**** Task data

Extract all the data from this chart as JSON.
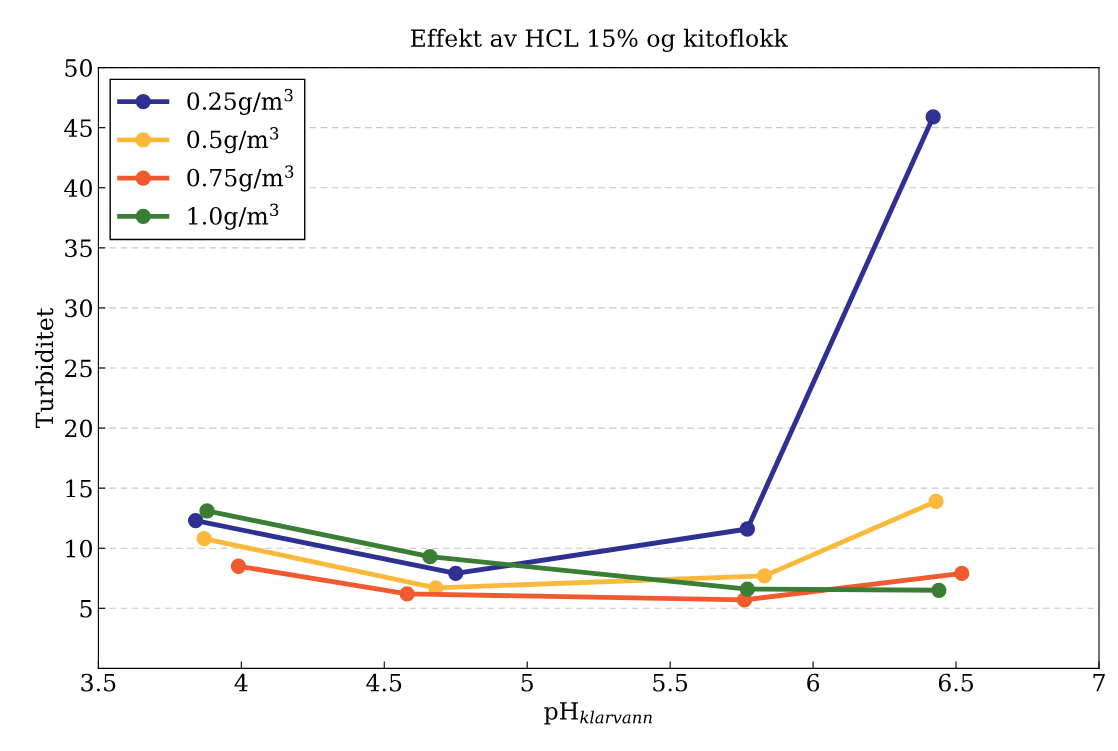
{
  "chart_data": {
    "type": "line",
    "title": "Effekt av HCL 15% og kitoflokk",
    "xlabel": "pH$_{klarvann}$",
    "ylabel": "Turbiditet",
    "xlim": [
      3.5,
      7
    ],
    "xticks": [
      3.5,
      4,
      4.5,
      5,
      5.5,
      6,
      6.5,
      7
    ],
    "ylim": [
      0,
      50
    ],
    "yticks": [
      5,
      10,
      15,
      20,
      25,
      30,
      35,
      40,
      45,
      50
    ],
    "grid": "y",
    "legend": "top left",
    "marker": "circle",
    "line_style": "solid",
    "series": [
      {
        "name": "0.25g/m$^{3}$",
        "color": "#2e3192",
        "x": [
          3.84,
          4.75,
          5.77,
          6.42
        ],
        "values": [
          12.3,
          7.9,
          11.6,
          45.9
        ]
      },
      {
        "name": "0.5g/m$^{3}$",
        "color": "#fbb93c",
        "x": [
          3.87,
          4.68,
          5.83,
          6.43
        ],
        "values": [
          10.8,
          6.7,
          7.7,
          13.9
        ]
      },
      {
        "name": "0.75g/m$^{3}$",
        "color": "#f05a2f",
        "x": [
          3.99,
          4.58,
          5.76,
          6.52
        ],
        "values": [
          8.5,
          6.2,
          5.7,
          7.9
        ]
      },
      {
        "name": "1.0g/m$^{3}$",
        "color": "#3a7d34",
        "x": [
          3.88,
          4.66,
          5.77,
          6.44
        ],
        "values": [
          13.1,
          9.3,
          6.6,
          6.5
        ]
      }
    ]
  }
}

********

### What is expected:
Each record above must be returned exactly as written, with its pictures omitted.

### Exercise response:
Extract all the data from this chart as JSON.
{
  "chart_data": {
    "type": "line",
    "title": "Effekt av HCL 15% og kitoflokk",
    "xlabel": "pH$_{klarvann}$",
    "ylabel": "Turbiditet",
    "xlim": [
      3.5,
      7
    ],
    "xticks": [
      3.5,
      4,
      4.5,
      5,
      5.5,
      6,
      6.5,
      7
    ],
    "ylim": [
      0,
      50
    ],
    "yticks": [
      5,
      10,
      15,
      20,
      25,
      30,
      35,
      40,
      45,
      50
    ],
    "grid": "y",
    "legend": "top left",
    "marker": "circle",
    "line_style": "solid",
    "series": [
      {
        "name": "0.25g/m$^{3}$",
        "color": "#2e3192",
        "x": [
          3.84,
          4.75,
          5.77,
          6.42
        ],
        "values": [
          12.3,
          7.9,
          11.6,
          45.9
        ]
      },
      {
        "name": "0.5g/m$^{3}$",
        "color": "#fbb93c",
        "x": [
          3.87,
          4.68,
          5.83,
          6.43
        ],
        "values": [
          10.8,
          6.7,
          7.7,
          13.9
        ]
      },
      {
        "name": "0.75g/m$^{3}$",
        "color": "#f05a2f",
        "x": [
          3.99,
          4.58,
          5.76,
          6.52
        ],
        "values": [
          8.5,
          6.2,
          5.7,
          7.9
        ]
      },
      {
        "name": "1.0g/m$^{3}$",
        "color": "#3a7d34",
        "x": [
          3.88,
          4.66,
          5.77,
          6.44
        ],
        "values": [
          13.1,
          9.3,
          6.6,
          6.5
        ]
      }
    ]
  }
}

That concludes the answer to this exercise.